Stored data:
━━━━━━━━━━━━━━━━
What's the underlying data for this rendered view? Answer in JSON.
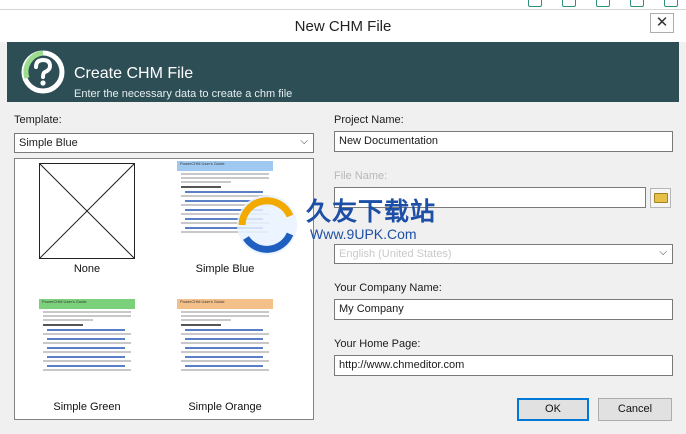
{
  "window": {
    "title": "New CHM File",
    "close_glyph": "✕"
  },
  "banner": {
    "icon": "help-question-icon",
    "title": "Create CHM File",
    "subtitle": "Enter the necessary data to create a chm file"
  },
  "template": {
    "label": "Template:",
    "value": "Simple Blue",
    "items": [
      {
        "name": "None",
        "accent": ""
      },
      {
        "name": "Simple Blue",
        "accent": "#9fc9f0"
      },
      {
        "name": "Simple Green",
        "accent": "#7bd07b"
      },
      {
        "name": "Simple Orange",
        "accent": "#f4c08a"
      }
    ]
  },
  "doc_preview": {
    "guide": "PowerCHM User's Guide",
    "heading": "Using PowerCHM",
    "section": "In This Section"
  },
  "project_name": {
    "label": "Project Name:",
    "value": "New Documentation"
  },
  "file_name": {
    "label": "File Name:",
    "value": ""
  },
  "language": {
    "value": "English (United States)"
  },
  "company_name": {
    "label": "Your Company Name:",
    "value": "My Company"
  },
  "home_page": {
    "label": "Your Home Page:",
    "value": "http://www.chmeditor.com"
  },
  "buttons": {
    "ok": "OK",
    "cancel": "Cancel"
  },
  "watermark": {
    "brand": "久友下载站",
    "site": "Www.9UPK.Com"
  }
}
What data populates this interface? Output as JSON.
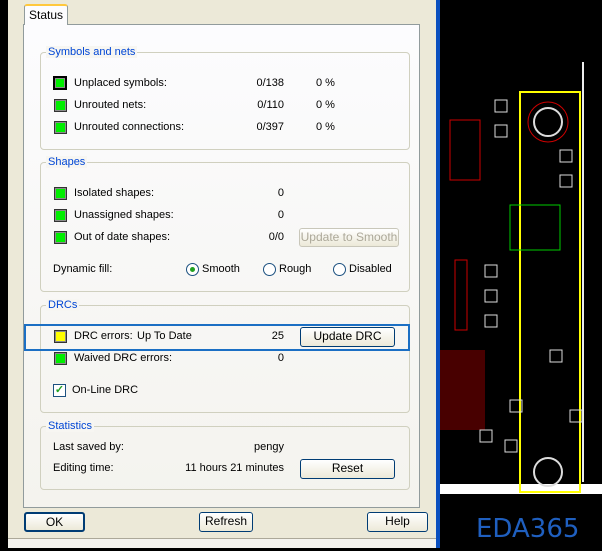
{
  "tab": "Status",
  "symbols": {
    "title": "Symbols and nets",
    "rows": [
      {
        "label": "Unplaced symbols:",
        "count": "0/138",
        "percent": "0 %",
        "status": "green"
      },
      {
        "label": "Unrouted nets:",
        "count": "0/110",
        "percent": "0 %",
        "status": "green"
      },
      {
        "label": "Unrouted connections:",
        "count": "0/397",
        "percent": "0 %",
        "status": "green"
      }
    ]
  },
  "shapes": {
    "title": "Shapes",
    "rows": [
      {
        "label": "Isolated shapes:",
        "count": "0"
      },
      {
        "label": "Unassigned shapes:",
        "count": "0"
      },
      {
        "label": "Out of date shapes:",
        "count": "0/0"
      }
    ],
    "update_button": "Update to Smooth",
    "dynamic_fill_label": "Dynamic fill:",
    "fill_options": [
      "Smooth",
      "Rough",
      "Disabled"
    ],
    "fill_selected": "Smooth"
  },
  "drcs": {
    "title": "DRCs",
    "errors_label": "DRC errors:",
    "errors_state": "Up To Date",
    "errors_count": "25",
    "update_button": "Update DRC",
    "waived_label": "Waived DRC errors:",
    "waived_count": "0",
    "online_label": "On-Line DRC",
    "online_checked": true
  },
  "statistics": {
    "title": "Statistics",
    "saved_by_label": "Last saved by:",
    "saved_by": "pengy",
    "editing_label": "Editing time:",
    "editing_time": "11 hours 21 minutes",
    "reset_button": "Reset"
  },
  "footer": {
    "ok": "OK",
    "refresh": "Refresh",
    "help": "Help"
  },
  "watermark": "EDA365",
  "colors": {
    "ok": "#00ee00",
    "warn": "#ffff00",
    "accent": "#0046d5"
  }
}
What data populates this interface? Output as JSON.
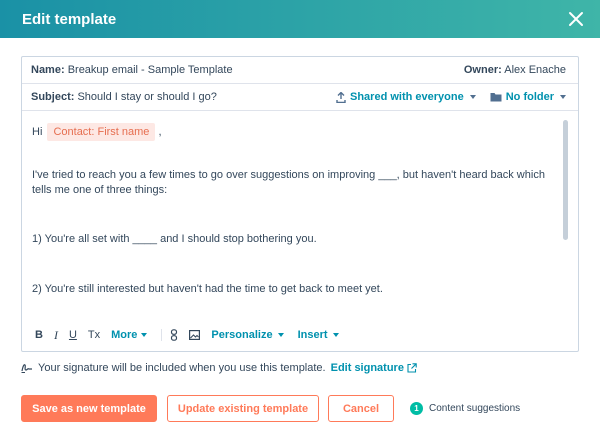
━━━━━━━━━━━━━━━━
What the task asks
Produce an exact copy of each line of data, skipping embedded images.

Final result
What's the underlying data for this rendered view? Answer in JSON.
{
  "window": {
    "title": "New CHM File",
    "close_glyph": "✕"
  },
  "banner": {
    "icon": "help-question-icon",
    "title": "Create CHM File",
    "subtitle": "Enter the necessary data to create a chm file"
  },
  "template": {
    "label": "Template:",
    "value": "Simple Blue",
    "items": [
      {
        "name": "None",
        "accent": ""
      },
      {
        "name": "Simple Blue",
        "accent": "#9fc9f0"
      },
      {
        "name": "Simple Green",
        "accent": "#7bd07b"
      },
      {
        "name": "Simple Orange",
        "accent": "#f4c08a"
      }
    ]
  },
  "doc_preview": {
    "guide": "PowerCHM User's Guide",
    "heading": "Using PowerCHM",
    "section": "In This Section"
  },
  "project_name": {
    "label": "Project Name:",
    "value": "New Documentation"
  },
  "file_name": {
    "label": "File Name:",
    "value": ""
  },
  "language": {
    "value": "English (United States)"
  },
  "company_name": {
    "label": "Your Company Name:",
    "value": "My Company"
  },
  "home_page": {
    "label": "Your Home Page:",
    "value": "http://www.chmeditor.com"
  },
  "buttons": {
    "ok": "OK",
    "cancel": "Cancel"
  },
  "watermark": {
    "brand": "久友下载站",
    "site": "Www.9UPK.Com"
  }
}
What data populates this interface? Output as JSON.
{
  "tab": "Status",
  "symbols": {
    "title": "Symbols and nets",
    "rows": [
      {
        "label": "Unplaced symbols:",
        "count": "0/138",
        "percent": "0 %",
        "status": "green"
      },
      {
        "label": "Unrouted nets:",
        "count": "0/110",
        "percent": "0 %",
        "status": "green"
      },
      {
        "label": "Unrouted connections:",
        "count": "0/397",
        "percent": "0 %",
        "status": "green"
      }
    ]
  },
  "shapes": {
    "title": "Shapes",
    "rows": [
      {
        "label": "Isolated shapes:",
        "count": "0"
      },
      {
        "label": "Unassigned shapes:",
        "count": "0"
      },
      {
        "label": "Out of date shapes:",
        "count": "0/0"
      }
    ],
    "update_button": "Update to Smooth",
    "dynamic_fill_label": "Dynamic fill:",
    "fill_options": [
      "Smooth",
      "Rough",
      "Disabled"
    ],
    "fill_selected": "Smooth"
  },
  "drcs": {
    "title": "DRCs",
    "errors_label": "DRC errors:",
    "errors_state": "Up To Date",
    "errors_count": "25",
    "update_button": "Update DRC",
    "waived_label": "Waived DRC errors:",
    "waived_count": "0",
    "online_label": "On-Line DRC",
    "online_checked": true
  },
  "statistics": {
    "title": "Statistics",
    "saved_by_label": "Last saved by:",
    "saved_by": "pengy",
    "editing_label": "Editing time:",
    "editing_time": "11 hours 21 minutes",
    "reset_button": "Reset"
  },
  "footer": {
    "ok": "OK",
    "refresh": "Refresh",
    "help": "Help"
  },
  "watermark": "EDA365",
  "colors": {
    "ok": "#00ee00",
    "warn": "#ffff00",
    "accent": "#0046d5"
  }
}
What data populates this interface? Output as JSON.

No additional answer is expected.